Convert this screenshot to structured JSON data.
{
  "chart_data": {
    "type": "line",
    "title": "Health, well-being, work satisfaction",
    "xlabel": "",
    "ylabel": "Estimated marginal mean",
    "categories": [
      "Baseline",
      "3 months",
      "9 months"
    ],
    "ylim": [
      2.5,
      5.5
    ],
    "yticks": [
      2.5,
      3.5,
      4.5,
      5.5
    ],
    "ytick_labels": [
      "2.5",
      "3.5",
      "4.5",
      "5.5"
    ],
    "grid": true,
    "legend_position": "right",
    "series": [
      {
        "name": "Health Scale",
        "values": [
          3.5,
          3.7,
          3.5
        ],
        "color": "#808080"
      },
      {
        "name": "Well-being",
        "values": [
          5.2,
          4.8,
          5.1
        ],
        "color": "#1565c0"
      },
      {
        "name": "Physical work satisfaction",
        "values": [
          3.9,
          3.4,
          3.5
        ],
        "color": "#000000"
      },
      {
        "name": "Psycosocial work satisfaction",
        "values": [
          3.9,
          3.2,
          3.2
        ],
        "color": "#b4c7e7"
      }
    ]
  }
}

****************************************

Print all the data exactly.

Convert this screenshot to structured JSON data.
{
  "chart_data": {
    "type": "line",
    "title": "Health, well-being, work satisfaction",
    "xlabel": "",
    "ylabel": "Estimated marginal mean",
    "categories": [
      "Baseline",
      "3 months",
      "9 months"
    ],
    "ylim": [
      2.5,
      5.5
    ],
    "yticks": [
      2.5,
      3.5,
      4.5,
      5.5
    ],
    "ytick_labels": [
      "2.5",
      "3.5",
      "4.5",
      "5.5"
    ],
    "grid": true,
    "legend_position": "right",
    "series": [
      {
        "name": "Health Scale",
        "values": [
          3.5,
          3.7,
          3.5
        ],
        "color": "#808080"
      },
      {
        "name": "Well-being",
        "values": [
          5.2,
          4.8,
          5.1
        ],
        "color": "#1565c0"
      },
      {
        "name": "Physical work satisfaction",
        "values": [
          3.9,
          3.4,
          3.5
        ],
        "color": "#000000"
      },
      {
        "name": "Psycosocial work satisfaction",
        "values": [
          3.9,
          3.2,
          3.2
        ],
        "color": "#b4c7e7"
      }
    ]
  }
}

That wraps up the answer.